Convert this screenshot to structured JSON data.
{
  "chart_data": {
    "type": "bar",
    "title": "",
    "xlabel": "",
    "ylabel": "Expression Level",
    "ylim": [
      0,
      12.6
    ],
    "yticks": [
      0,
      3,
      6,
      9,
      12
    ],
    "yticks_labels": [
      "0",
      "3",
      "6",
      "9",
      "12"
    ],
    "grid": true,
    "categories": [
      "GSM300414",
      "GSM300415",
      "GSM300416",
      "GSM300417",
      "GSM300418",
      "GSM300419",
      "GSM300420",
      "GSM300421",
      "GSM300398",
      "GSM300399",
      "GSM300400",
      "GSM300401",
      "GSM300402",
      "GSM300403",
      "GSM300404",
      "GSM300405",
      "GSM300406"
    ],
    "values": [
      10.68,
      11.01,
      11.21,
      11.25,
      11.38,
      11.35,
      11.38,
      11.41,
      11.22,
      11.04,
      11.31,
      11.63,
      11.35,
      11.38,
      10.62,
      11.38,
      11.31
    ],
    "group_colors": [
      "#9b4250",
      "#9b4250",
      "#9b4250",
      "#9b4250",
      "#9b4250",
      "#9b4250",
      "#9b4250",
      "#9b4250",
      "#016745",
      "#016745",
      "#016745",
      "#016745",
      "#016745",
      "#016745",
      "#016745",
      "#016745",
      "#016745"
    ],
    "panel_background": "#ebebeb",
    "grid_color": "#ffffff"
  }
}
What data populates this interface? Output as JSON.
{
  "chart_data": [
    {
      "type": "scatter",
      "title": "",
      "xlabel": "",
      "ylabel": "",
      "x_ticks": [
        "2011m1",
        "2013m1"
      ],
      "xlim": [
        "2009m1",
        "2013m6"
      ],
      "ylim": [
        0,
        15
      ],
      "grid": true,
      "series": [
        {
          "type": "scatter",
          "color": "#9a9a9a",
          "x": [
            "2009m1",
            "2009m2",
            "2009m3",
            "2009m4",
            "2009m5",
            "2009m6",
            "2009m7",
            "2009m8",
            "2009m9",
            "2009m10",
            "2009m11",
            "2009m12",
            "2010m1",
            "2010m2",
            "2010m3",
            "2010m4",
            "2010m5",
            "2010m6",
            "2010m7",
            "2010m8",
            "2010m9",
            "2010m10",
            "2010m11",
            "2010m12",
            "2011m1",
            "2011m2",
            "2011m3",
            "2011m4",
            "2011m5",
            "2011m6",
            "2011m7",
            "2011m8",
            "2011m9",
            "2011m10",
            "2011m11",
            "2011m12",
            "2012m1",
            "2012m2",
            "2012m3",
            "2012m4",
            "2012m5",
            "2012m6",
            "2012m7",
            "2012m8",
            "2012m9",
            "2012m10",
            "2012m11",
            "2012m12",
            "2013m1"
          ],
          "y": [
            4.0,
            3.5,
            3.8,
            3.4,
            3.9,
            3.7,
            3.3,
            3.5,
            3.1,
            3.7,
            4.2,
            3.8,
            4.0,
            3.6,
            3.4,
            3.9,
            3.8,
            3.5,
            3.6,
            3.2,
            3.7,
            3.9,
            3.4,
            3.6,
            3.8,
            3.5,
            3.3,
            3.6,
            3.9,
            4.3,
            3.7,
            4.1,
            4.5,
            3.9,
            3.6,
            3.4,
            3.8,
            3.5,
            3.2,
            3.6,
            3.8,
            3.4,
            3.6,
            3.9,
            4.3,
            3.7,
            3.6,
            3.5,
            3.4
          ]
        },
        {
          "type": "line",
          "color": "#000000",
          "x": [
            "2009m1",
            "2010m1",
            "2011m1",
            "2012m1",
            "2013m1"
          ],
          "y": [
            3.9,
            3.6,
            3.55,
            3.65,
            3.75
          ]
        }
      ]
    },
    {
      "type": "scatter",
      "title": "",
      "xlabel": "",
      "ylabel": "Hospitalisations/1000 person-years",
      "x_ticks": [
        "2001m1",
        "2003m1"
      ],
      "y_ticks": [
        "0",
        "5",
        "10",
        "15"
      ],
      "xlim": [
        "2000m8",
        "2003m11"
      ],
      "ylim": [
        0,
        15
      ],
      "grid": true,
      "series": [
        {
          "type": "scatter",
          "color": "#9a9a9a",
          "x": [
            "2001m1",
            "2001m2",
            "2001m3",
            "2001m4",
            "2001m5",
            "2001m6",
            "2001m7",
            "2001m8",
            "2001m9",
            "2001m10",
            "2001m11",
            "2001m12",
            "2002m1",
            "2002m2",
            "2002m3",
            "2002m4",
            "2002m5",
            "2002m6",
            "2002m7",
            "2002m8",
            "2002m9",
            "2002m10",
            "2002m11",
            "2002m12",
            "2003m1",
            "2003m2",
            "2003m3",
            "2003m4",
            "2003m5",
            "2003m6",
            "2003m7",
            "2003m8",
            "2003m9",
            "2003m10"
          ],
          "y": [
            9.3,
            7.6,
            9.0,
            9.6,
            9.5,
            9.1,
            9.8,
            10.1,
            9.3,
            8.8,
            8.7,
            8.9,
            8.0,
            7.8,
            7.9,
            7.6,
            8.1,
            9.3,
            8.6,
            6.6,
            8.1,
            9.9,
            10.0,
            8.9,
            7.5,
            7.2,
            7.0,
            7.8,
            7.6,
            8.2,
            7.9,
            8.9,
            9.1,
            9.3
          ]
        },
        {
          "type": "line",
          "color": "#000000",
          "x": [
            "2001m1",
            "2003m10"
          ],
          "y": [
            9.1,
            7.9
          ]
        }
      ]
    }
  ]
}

......

:: Stated problem ::
Extract each entry in full and write it down exactly.

:: Completed task ::
Convert this screenshot to structured JSON data.
{
  "chart_data": {
    "type": "bar",
    "title": "",
    "xlabel": "",
    "ylabel": "Expression Level",
    "ylim": [
      0,
      12.6
    ],
    "yticks": [
      0,
      3,
      6,
      9,
      12
    ],
    "yticks_labels": [
      "0",
      "3",
      "6",
      "9",
      "12"
    ],
    "grid": true,
    "categories": [
      "GSM300414",
      "GSM300415",
      "GSM300416",
      "GSM300417",
      "GSM300418",
      "GSM300419",
      "GSM300420",
      "GSM300421",
      "GSM300398",
      "GSM300399",
      "GSM300400",
      "GSM300401",
      "GSM300402",
      "GSM300403",
      "GSM300404",
      "GSM300405",
      "GSM300406"
    ],
    "values": [
      10.68,
      11.01,
      11.21,
      11.25,
      11.38,
      11.35,
      11.38,
      11.41,
      11.22,
      11.04,
      11.31,
      11.63,
      11.35,
      11.38,
      10.62,
      11.38,
      11.31
    ],
    "group_colors": [
      "#9b4250",
      "#9b4250",
      "#9b4250",
      "#9b4250",
      "#9b4250",
      "#9b4250",
      "#9b4250",
      "#9b4250",
      "#016745",
      "#016745",
      "#016745",
      "#016745",
      "#016745",
      "#016745",
      "#016745",
      "#016745",
      "#016745"
    ],
    "panel_background": "#ebebeb",
    "grid_color": "#ffffff"
  }
}
What data populates this interface? Output as JSON.
{
  "chart_data": [
    {
      "type": "scatter",
      "title": "",
      "xlabel": "",
      "ylabel": "",
      "x_ticks": [
        "2011m1",
        "2013m1"
      ],
      "xlim": [
        "2009m1",
        "2013m6"
      ],
      "ylim": [
        0,
        15
      ],
      "grid": true,
      "series": [
        {
          "type": "scatter",
          "color": "#9a9a9a",
          "x": [
            "2009m1",
            "2009m2",
            "2009m3",
            "2009m4",
            "2009m5",
            "2009m6",
            "2009m7",
            "2009m8",
            "2009m9",
            "2009m10",
            "2009m11",
            "2009m12",
            "2010m1",
            "2010m2",
            "2010m3",
            "2010m4",
            "2010m5",
            "2010m6",
            "2010m7",
            "2010m8",
            "2010m9",
            "2010m10",
            "2010m11",
            "2010m12",
            "2011m1",
            "2011m2",
            "2011m3",
            "2011m4",
            "2011m5",
            "2011m6",
            "2011m7",
            "2011m8",
            "2011m9",
            "2011m10",
            "2011m11",
            "2011m12",
            "2012m1",
            "2012m2",
            "2012m3",
            "2012m4",
            "2012m5",
            "2012m6",
            "2012m7",
            "2012m8",
            "2012m9",
            "2012m10",
            "2012m11",
            "2012m12",
            "2013m1"
          ],
          "y": [
            4.0,
            3.5,
            3.8,
            3.4,
            3.9,
            3.7,
            3.3,
            3.5,
            3.1,
            3.7,
            4.2,
            3.8,
            4.0,
            3.6,
            3.4,
            3.9,
            3.8,
            3.5,
            3.6,
            3.2,
            3.7,
            3.9,
            3.4,
            3.6,
            3.8,
            3.5,
            3.3,
            3.6,
            3.9,
            4.3,
            3.7,
            4.1,
            4.5,
            3.9,
            3.6,
            3.4,
            3.8,
            3.5,
            3.2,
            3.6,
            3.8,
            3.4,
            3.6,
            3.9,
            4.3,
            3.7,
            3.6,
            3.5,
            3.4
          ]
        },
        {
          "type": "line",
          "color": "#000000",
          "x": [
            "2009m1",
            "2010m1",
            "2011m1",
            "2012m1",
            "2013m1"
          ],
          "y": [
            3.9,
            3.6,
            3.55,
            3.65,
            3.75
          ]
        }
      ]
    },
    {
      "type": "scatter",
      "title": "",
      "xlabel": "",
      "ylabel": "Hospitalisations/1000 person-years",
      "x_ticks": [
        "2001m1",
        "2003m1"
      ],
      "y_ticks": [
        "0",
        "5",
        "10",
        "15"
      ],
      "xlim": [
        "2000m8",
        "2003m11"
      ],
      "ylim": [
        0,
        15
      ],
      "grid": true,
      "series": [
        {
          "type": "scatter",
          "color": "#9a9a9a",
          "x": [
            "2001m1",
            "2001m2",
            "2001m3",
            "2001m4",
            "2001m5",
            "2001m6",
            "2001m7",
            "2001m8",
            "2001m9",
            "2001m10",
            "2001m11",
            "2001m12",
            "2002m1",
            "2002m2",
            "2002m3",
            "2002m4",
            "2002m5",
            "2002m6",
            "2002m7",
            "2002m8",
            "2002m9",
            "2002m10",
            "2002m11",
            "2002m12",
            "2003m1",
            "2003m2",
            "2003m3",
            "2003m4",
            "2003m5",
            "2003m6",
            "2003m7",
            "2003m8",
            "2003m9",
            "2003m10"
          ],
          "y": [
            9.3,
            7.6,
            9.0,
            9.6,
            9.5,
            9.1,
            9.8,
            10.1,
            9.3,
            8.8,
            8.7,
            8.9,
            8.0,
            7.8,
            7.9,
            7.6,
            8.1,
            9.3,
            8.6,
            6.6,
            8.1,
            9.9,
            10.0,
            8.9,
            7.5,
            7.2,
            7.0,
            7.8,
            7.6,
            8.2,
            7.9,
            8.9,
            9.1,
            9.3
          ]
        },
        {
          "type": "line",
          "color": "#000000",
          "x": [
            "2001m1",
            "2003m10"
          ],
          "y": [
            9.1,
            7.9
          ]
        }
      ]
    }
  ]
}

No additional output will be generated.